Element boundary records
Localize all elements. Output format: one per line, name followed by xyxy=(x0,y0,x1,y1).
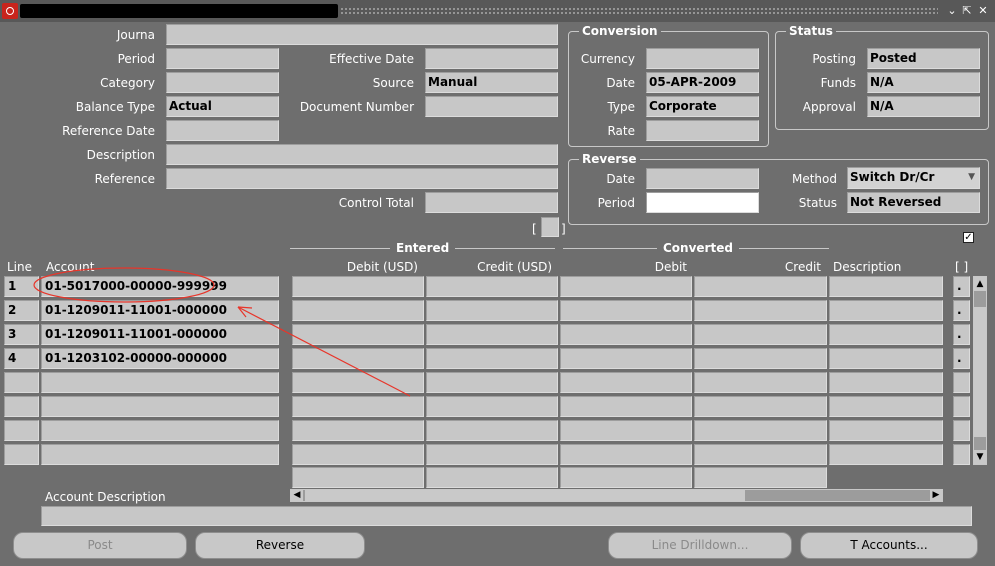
annotation-overlay xyxy=(33,267,411,397)
annotation-arrow-line xyxy=(237,306,411,397)
annotation-ellipse xyxy=(33,267,215,303)
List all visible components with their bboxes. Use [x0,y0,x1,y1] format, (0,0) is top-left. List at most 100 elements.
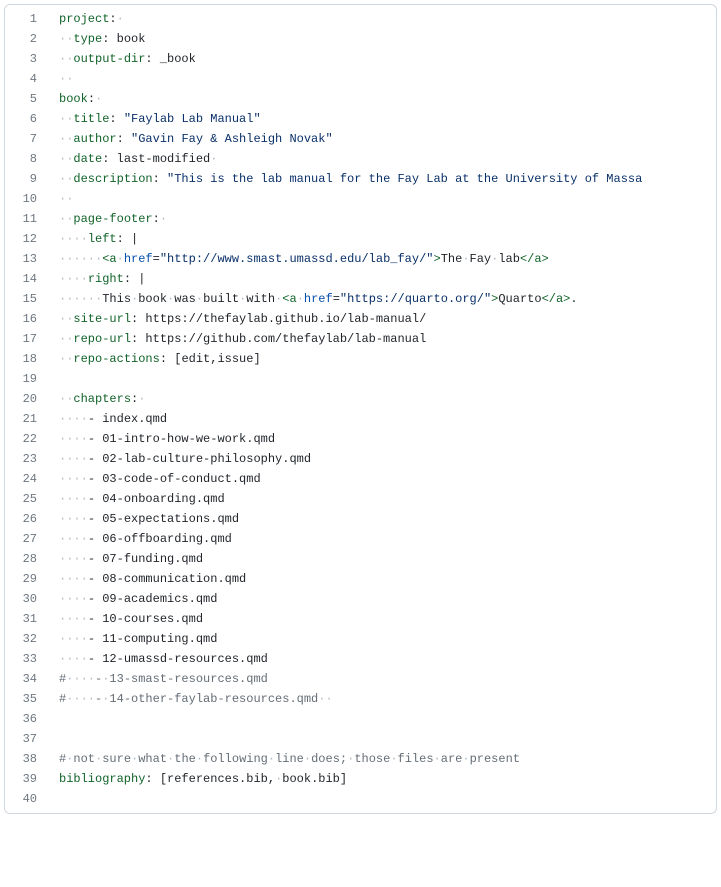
code-row: 2··type: book [5,29,716,49]
line-number[interactable]: 33 [5,649,49,669]
code-row: 11··page-footer:· [5,209,716,229]
line-number[interactable]: 16 [5,309,49,329]
line-number[interactable]: 34 [5,669,49,689]
line-content[interactable]: ····- 04-onboarding.qmd [49,489,716,509]
line-number[interactable]: 9 [5,169,49,189]
line-number[interactable]: 3 [5,49,49,69]
line-content[interactable]: ····- 11-computing.qmd [49,629,716,649]
line-content[interactable]: ··type: book [49,29,716,49]
code-row: 32····- 11-computing.qmd [5,629,716,649]
line-number[interactable]: 22 [5,429,49,449]
code-row: 40 [5,789,716,813]
code-row: 36 [5,709,716,729]
line-number[interactable]: 32 [5,629,49,649]
line-number[interactable]: 13 [5,249,49,269]
line-number[interactable]: 35 [5,689,49,709]
line-content[interactable] [49,709,716,729]
line-content[interactable]: ··site-url: https://thefaylab.github.io/… [49,309,716,329]
code-row: 9··description: "This is the lab manual … [5,169,716,189]
line-number[interactable]: 11 [5,209,49,229]
line-number[interactable]: 23 [5,449,49,469]
line-content[interactable]: ··date: last-modified· [49,149,716,169]
line-content[interactable]: project:· [49,5,716,29]
line-number[interactable]: 21 [5,409,49,429]
line-content[interactable]: ····- 07-funding.qmd [49,549,716,569]
line-content[interactable]: bibliography: [references.bib,·book.bib] [49,769,716,789]
line-content[interactable]: ····- 10-courses.qmd [49,609,716,629]
line-content[interactable]: #····-·14-other-faylab-resources.qmd·· [49,689,716,709]
line-content[interactable]: ····- 08-communication.qmd [49,569,716,589]
line-number[interactable]: 8 [5,149,49,169]
token: | [138,272,145,286]
token: references.bib [167,772,268,786]
line-content[interactable]: ····- 12-umassd-resources.qmd [49,649,716,669]
line-number[interactable]: 26 [5,509,49,529]
line-number[interactable]: 37 [5,729,49,749]
line-content[interactable]: #·not·sure·what·the·following·line·does;… [49,749,716,769]
token: ···· [59,532,88,546]
line-number[interactable]: 20 [5,389,49,409]
line-content[interactable]: ····- 06-offboarding.qmd [49,529,716,549]
line-number[interactable]: 4 [5,69,49,89]
token: date [73,152,102,166]
line-content[interactable] [49,369,716,389]
line-content[interactable]: ····left: | [49,229,716,249]
line-number[interactable]: 14 [5,269,49,289]
line-content[interactable]: ·· [49,69,716,89]
line-content[interactable]: #····-·13-smast-resources.qmd [49,669,716,689]
token: : [153,172,167,186]
line-number[interactable]: 7 [5,129,49,149]
line-content[interactable]: ····- 01-intro-how-we-work.qmd [49,429,716,449]
line-number[interactable]: 10 [5,189,49,209]
line-content[interactable] [49,789,716,813]
line-content[interactable]: ····- 09-academics.qmd [49,589,716,609]
line-content[interactable]: ·· [49,189,716,209]
line-number[interactable]: 19 [5,369,49,389]
line-number[interactable]: 29 [5,569,49,589]
line-number[interactable]: 39 [5,769,49,789]
line-number[interactable]: 15 [5,289,49,309]
line-number[interactable]: 40 [5,789,49,813]
line-content[interactable]: ····right: | [49,269,716,289]
line-number[interactable]: 24 [5,469,49,489]
line-number[interactable]: 6 [5,109,49,129]
token: href [304,292,333,306]
line-content[interactable]: ··repo-actions: [edit,issue] [49,349,716,369]
line-content[interactable]: ····- 05-expectations.qmd [49,509,716,529]
line-content[interactable]: ······<a·href="http://www.smast.umassd.e… [49,249,716,269]
line-number[interactable]: 12 [5,229,49,249]
line-content[interactable]: ··chapters:· [49,389,716,409]
line-content[interactable]: ··title: "Faylab Lab Manual" [49,109,716,129]
line-content[interactable]: ····- index.qmd [49,409,716,429]
code-row: 13······<a·href="http://www.smast.umassd… [5,249,716,269]
token: · [160,212,167,226]
token: "Gavin Fay & Ashleigh Novak" [131,132,333,146]
token: Fay [470,252,492,266]
line-content[interactable]: ····- 02-lab-culture-philosophy.qmd [49,449,716,469]
line-number[interactable]: 17 [5,329,49,349]
line-content[interactable]: ··page-footer:· [49,209,716,229]
line-number[interactable]: 2 [5,29,49,49]
line-number[interactable]: 38 [5,749,49,769]
line-number[interactable]: 25 [5,489,49,509]
line-content[interactable]: ······This·book·was·built·with·<a·href="… [49,289,716,309]
line-content[interactable]: ··author: "Gavin Fay & Ashleigh Novak" [49,129,716,149]
line-content[interactable]: book:· [49,89,716,109]
line-number[interactable]: 28 [5,549,49,569]
line-content[interactable]: ··output-dir: _book [49,49,716,69]
line-number[interactable]: 5 [5,89,49,109]
line-number[interactable]: 31 [5,609,49,629]
line-content[interactable]: ····- 03-code-of-conduct.qmd [49,469,716,489]
line-number[interactable]: 27 [5,529,49,549]
line-number[interactable]: 18 [5,349,49,369]
line-content[interactable] [49,729,716,749]
line-number[interactable]: 30 [5,589,49,609]
token: ·· [59,172,73,186]
line-number[interactable]: 36 [5,709,49,729]
token: 05-expectations.qmd [102,512,239,526]
code-row: 26····- 05-expectations.qmd [5,509,716,529]
line-number[interactable]: 1 [5,5,49,29]
token: ···· [59,572,88,586]
line-content[interactable]: ··repo-url: https://github.com/thefaylab… [49,329,716,349]
line-content[interactable]: ··description: "This is the lab manual f… [49,169,716,189]
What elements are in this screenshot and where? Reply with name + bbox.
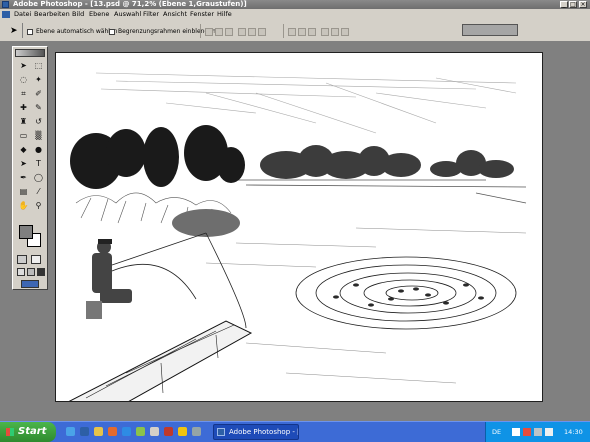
hand-icon[interactable]: ✋ [18, 200, 29, 211]
distribute-hcenter-button[interactable] [331, 28, 339, 36]
align-bottom-button[interactable] [225, 28, 233, 36]
distribute-right-button[interactable] [341, 28, 349, 36]
eyedropper-icon[interactable]: ⁄ [33, 186, 44, 197]
quicklaunch-desktop-icon[interactable] [66, 427, 75, 436]
healing-brush-icon[interactable]: ✚ [18, 102, 29, 113]
move-tool-icon[interactable]: ➤ [18, 60, 29, 71]
foreground-color-swatch[interactable] [19, 225, 33, 239]
tray-app-icon[interactable] [545, 428, 553, 436]
quick-mask-button[interactable] [31, 255, 41, 264]
quicklaunch-app-icon[interactable] [178, 427, 187, 436]
screen-mode-standard-button[interactable] [17, 268, 25, 276]
lasso-icon[interactable]: ◌ [18, 74, 29, 85]
pencil-sketch-image [56, 53, 542, 401]
standard-mode-button[interactable] [17, 255, 27, 264]
tray-volume-icon[interactable] [534, 428, 542, 436]
align-vcenter-button[interactable] [215, 28, 223, 36]
align-top-button[interactable] [205, 28, 213, 36]
doc-icon[interactable] [2, 11, 10, 18]
quicklaunch-photoshop-icon[interactable] [80, 427, 89, 436]
quicklaunch-app-icon[interactable] [164, 427, 173, 436]
menu-hilfe[interactable]: Hilfe [217, 10, 232, 19]
blur-icon[interactable]: ◆ [18, 144, 29, 155]
eraser-icon[interactable]: ▭ [18, 130, 29, 141]
minimize-button[interactable]: _ [560, 1, 568, 8]
toolbox: ➤ ⬚ ◌ ✦ ⌗ ✐ ✚ ✎ ♜ ↺ ▭ ▒ ◆ ● ➤ T ✒ ◯ ▤ ⁄ ✋ ⚲ [12, 46, 48, 290]
divider [283, 24, 284, 38]
photoshop-app-icon [2, 1, 9, 8]
marquee-icon[interactable]: ⬚ [33, 60, 44, 71]
quicklaunch-app-icon[interactable] [192, 427, 201, 436]
clone-stamp-icon[interactable]: ♜ [18, 116, 29, 127]
align-hcenter-button[interactable] [248, 28, 256, 36]
close-button[interactable]: × [579, 1, 587, 8]
menu-ebene[interactable]: Ebene [89, 10, 109, 19]
feather-logo [16, 50, 44, 56]
quicklaunch-app-icon[interactable] [136, 427, 145, 436]
start-button[interactable]: Start [0, 422, 56, 442]
move-tool-icon[interactable]: ➤ [10, 26, 18, 36]
menu-datei[interactable]: Datei [14, 10, 31, 19]
tray-security-icon[interactable] [523, 428, 531, 436]
menu-ansicht[interactable]: Ansicht [163, 10, 187, 19]
menu-filter[interactable]: Filter [143, 10, 159, 19]
tray-network-icon[interactable] [512, 428, 520, 436]
system-tray: DE 14:30 [485, 422, 590, 442]
notes-icon[interactable]: ▤ [18, 186, 29, 197]
divider [200, 24, 201, 38]
quicklaunch-firefox-icon[interactable] [108, 427, 117, 436]
palette-well[interactable] [462, 24, 518, 36]
menu-fenster[interactable]: Fenster [190, 10, 214, 19]
distribute-top-button[interactable] [288, 28, 296, 36]
windows-logo-icon [6, 428, 14, 436]
show-bounds-checkbox[interactable] [109, 29, 115, 35]
align-right-button[interactable] [258, 28, 266, 36]
path-select-icon[interactable]: ➤ [18, 158, 29, 169]
gradient-icon[interactable]: ▒ [33, 130, 44, 141]
quicklaunch-ie-icon[interactable] [122, 427, 131, 436]
jump-to-imageready-button[interactable] [21, 280, 39, 288]
quicklaunch-explorer-icon[interactable] [94, 427, 103, 436]
taskbar: Start Adobe Photoshop - [... DE 14:30 [0, 421, 590, 442]
menu-bild[interactable]: Bild [72, 10, 84, 19]
magic-wand-icon[interactable]: ✦ [33, 74, 44, 85]
screen-mode-full-menu-button[interactable] [27, 268, 35, 276]
clock: 14:30 [564, 428, 583, 436]
distribute-bottom-button[interactable] [308, 28, 316, 36]
history-brush-icon[interactable]: ↺ [33, 116, 44, 127]
toolbox-header [15, 49, 45, 57]
auto-select-checkbox[interactable] [27, 29, 33, 35]
shape-icon[interactable]: ◯ [33, 172, 44, 183]
quicklaunch-app-icon[interactable] [150, 427, 159, 436]
maximize-button[interactable]: □ [569, 1, 577, 8]
window-title: Adobe Photoshop - [13.psd @ 71,2% (Ebene… [13, 0, 247, 8]
title-bar: Adobe Photoshop - [13.psd @ 71,2% (Ebene… [0, 0, 590, 9]
align-left-button[interactable] [238, 28, 246, 36]
zoom-icon[interactable]: ⚲ [33, 200, 44, 211]
slice-icon[interactable]: ✐ [33, 88, 44, 99]
pen-icon[interactable]: ✒ [18, 172, 29, 183]
distribute-vcenter-button[interactable] [298, 28, 306, 36]
document-canvas[interactable] [55, 52, 543, 402]
language-indicator[interactable]: DE [492, 428, 501, 436]
menu-auswahl[interactable]: Auswahl [114, 10, 141, 19]
distribute-left-button[interactable] [321, 28, 329, 36]
auto-select-label: Ebene automatisch wählen [36, 28, 118, 35]
menu-bearbeiten[interactable]: Bearbeiten [34, 10, 70, 19]
taskbar-photoshop-button[interactable]: Adobe Photoshop - [... [213, 424, 299, 440]
show-bounds-label: Begrenzungsrahmen einblenden [118, 28, 216, 35]
screen-mode-full-button[interactable] [37, 268, 45, 276]
crop-icon[interactable]: ⌗ [18, 88, 29, 99]
photoshop-task-icon [217, 428, 225, 436]
brush-icon[interactable]: ✎ [33, 102, 44, 113]
type-icon[interactable]: T [33, 158, 44, 169]
task-label: Adobe Photoshop - [... [229, 428, 299, 436]
dodge-icon[interactable]: ● [33, 144, 44, 155]
start-label: Start [18, 426, 47, 437]
divider [22, 23, 23, 38]
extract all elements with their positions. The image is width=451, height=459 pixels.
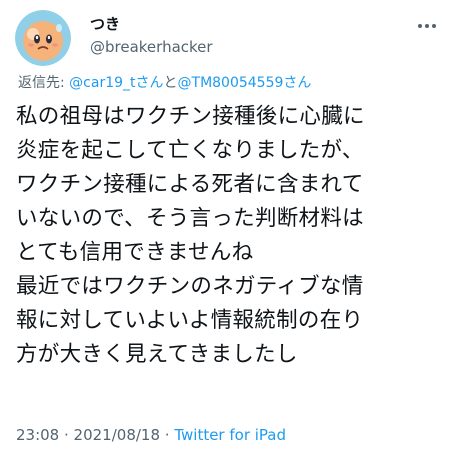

• _Task description_: Please arrange everything in the listing from the line containing "annotation-overlay xyxy=(33,267,411,397)" down to the line containing "List all visible" as a numbered list, leaving out blank lines.

• _Correct result_:
1. annotation-overlay xyxy=(33,267,411,397)
2. annotation-arrow-line xyxy=(237,306,411,397)
3. annotation-ellipse xyxy=(33,267,215,303)
4. List all visible components with their bboxes. Use [x0,y0,x1,y1] format, (0,0) is top-left. List at most 100 elements.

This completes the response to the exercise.